» OBJECTIVE
State how many lines hold the string "Change". Give the number and nothing else.

» STORED RECORDS
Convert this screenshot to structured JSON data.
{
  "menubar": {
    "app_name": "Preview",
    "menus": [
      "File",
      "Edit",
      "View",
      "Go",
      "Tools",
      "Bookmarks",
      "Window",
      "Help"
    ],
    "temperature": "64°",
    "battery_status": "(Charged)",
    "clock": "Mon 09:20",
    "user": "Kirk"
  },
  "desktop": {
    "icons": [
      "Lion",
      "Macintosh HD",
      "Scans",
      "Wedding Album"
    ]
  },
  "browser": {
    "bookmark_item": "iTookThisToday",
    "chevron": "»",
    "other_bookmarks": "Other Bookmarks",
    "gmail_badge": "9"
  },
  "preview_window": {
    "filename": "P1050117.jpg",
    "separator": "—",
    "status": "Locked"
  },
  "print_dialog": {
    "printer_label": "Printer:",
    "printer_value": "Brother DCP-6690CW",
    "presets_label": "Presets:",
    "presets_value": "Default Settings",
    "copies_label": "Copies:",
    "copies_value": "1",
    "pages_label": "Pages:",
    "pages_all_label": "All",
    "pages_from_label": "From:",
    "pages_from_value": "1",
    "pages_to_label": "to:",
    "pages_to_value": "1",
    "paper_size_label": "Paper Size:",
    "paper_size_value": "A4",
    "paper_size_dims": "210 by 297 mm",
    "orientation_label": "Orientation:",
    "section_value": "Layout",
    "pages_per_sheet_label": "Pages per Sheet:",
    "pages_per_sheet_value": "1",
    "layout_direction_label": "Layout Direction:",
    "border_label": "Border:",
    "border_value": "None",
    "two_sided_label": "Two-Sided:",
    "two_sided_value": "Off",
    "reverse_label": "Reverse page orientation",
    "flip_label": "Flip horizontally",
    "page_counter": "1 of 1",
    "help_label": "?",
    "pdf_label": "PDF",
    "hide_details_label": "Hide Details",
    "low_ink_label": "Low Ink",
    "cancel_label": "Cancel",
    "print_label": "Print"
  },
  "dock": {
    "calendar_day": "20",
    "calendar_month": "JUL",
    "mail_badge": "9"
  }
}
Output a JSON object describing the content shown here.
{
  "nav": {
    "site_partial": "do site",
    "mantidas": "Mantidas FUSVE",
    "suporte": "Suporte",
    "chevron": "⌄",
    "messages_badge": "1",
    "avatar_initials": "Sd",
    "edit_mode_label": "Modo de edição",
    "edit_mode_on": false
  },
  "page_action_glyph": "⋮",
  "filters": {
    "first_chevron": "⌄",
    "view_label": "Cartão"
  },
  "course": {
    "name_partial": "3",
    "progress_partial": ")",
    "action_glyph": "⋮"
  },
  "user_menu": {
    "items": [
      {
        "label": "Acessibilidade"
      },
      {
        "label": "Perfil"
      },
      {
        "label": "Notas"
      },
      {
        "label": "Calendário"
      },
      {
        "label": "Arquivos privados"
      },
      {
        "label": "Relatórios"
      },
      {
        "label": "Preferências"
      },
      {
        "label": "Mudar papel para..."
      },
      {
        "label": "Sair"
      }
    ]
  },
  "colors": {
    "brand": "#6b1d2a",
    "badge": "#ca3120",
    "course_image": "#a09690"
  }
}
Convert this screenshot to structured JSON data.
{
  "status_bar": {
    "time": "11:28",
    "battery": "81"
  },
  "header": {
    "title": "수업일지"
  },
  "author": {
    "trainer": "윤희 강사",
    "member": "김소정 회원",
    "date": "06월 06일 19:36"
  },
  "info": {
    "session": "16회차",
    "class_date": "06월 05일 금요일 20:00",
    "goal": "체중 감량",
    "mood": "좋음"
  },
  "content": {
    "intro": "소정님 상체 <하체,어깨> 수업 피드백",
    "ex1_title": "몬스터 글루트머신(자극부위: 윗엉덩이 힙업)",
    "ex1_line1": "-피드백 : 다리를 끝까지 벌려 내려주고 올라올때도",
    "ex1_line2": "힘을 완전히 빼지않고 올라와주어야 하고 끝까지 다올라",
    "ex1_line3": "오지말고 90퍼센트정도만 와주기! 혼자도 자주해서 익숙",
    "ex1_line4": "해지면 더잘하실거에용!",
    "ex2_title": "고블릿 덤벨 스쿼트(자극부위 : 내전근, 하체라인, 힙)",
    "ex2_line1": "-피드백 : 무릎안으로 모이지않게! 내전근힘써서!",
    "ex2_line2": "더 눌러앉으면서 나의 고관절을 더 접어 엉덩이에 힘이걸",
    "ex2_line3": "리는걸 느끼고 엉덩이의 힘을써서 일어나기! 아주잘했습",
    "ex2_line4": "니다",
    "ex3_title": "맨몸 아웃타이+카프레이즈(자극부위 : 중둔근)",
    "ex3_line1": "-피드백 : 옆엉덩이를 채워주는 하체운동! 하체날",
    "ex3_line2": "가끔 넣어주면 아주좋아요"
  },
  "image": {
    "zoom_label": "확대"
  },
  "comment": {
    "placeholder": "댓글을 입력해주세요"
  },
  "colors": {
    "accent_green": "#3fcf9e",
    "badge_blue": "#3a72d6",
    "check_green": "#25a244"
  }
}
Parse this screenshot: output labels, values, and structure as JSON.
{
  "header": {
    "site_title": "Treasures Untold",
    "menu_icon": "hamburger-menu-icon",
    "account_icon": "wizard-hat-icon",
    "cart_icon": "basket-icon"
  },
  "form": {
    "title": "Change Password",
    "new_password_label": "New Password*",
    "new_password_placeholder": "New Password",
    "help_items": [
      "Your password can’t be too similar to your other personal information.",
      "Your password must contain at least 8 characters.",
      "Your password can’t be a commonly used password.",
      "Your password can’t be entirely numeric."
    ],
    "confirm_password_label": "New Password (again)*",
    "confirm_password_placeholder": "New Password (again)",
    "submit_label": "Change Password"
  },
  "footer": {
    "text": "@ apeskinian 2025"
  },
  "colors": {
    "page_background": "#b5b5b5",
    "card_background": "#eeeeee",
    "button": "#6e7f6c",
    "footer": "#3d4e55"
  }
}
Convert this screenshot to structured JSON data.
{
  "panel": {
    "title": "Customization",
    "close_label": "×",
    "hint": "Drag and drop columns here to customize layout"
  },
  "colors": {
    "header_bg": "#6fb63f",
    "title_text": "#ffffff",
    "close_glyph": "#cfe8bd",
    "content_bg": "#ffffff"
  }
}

» RESULT BELOW
2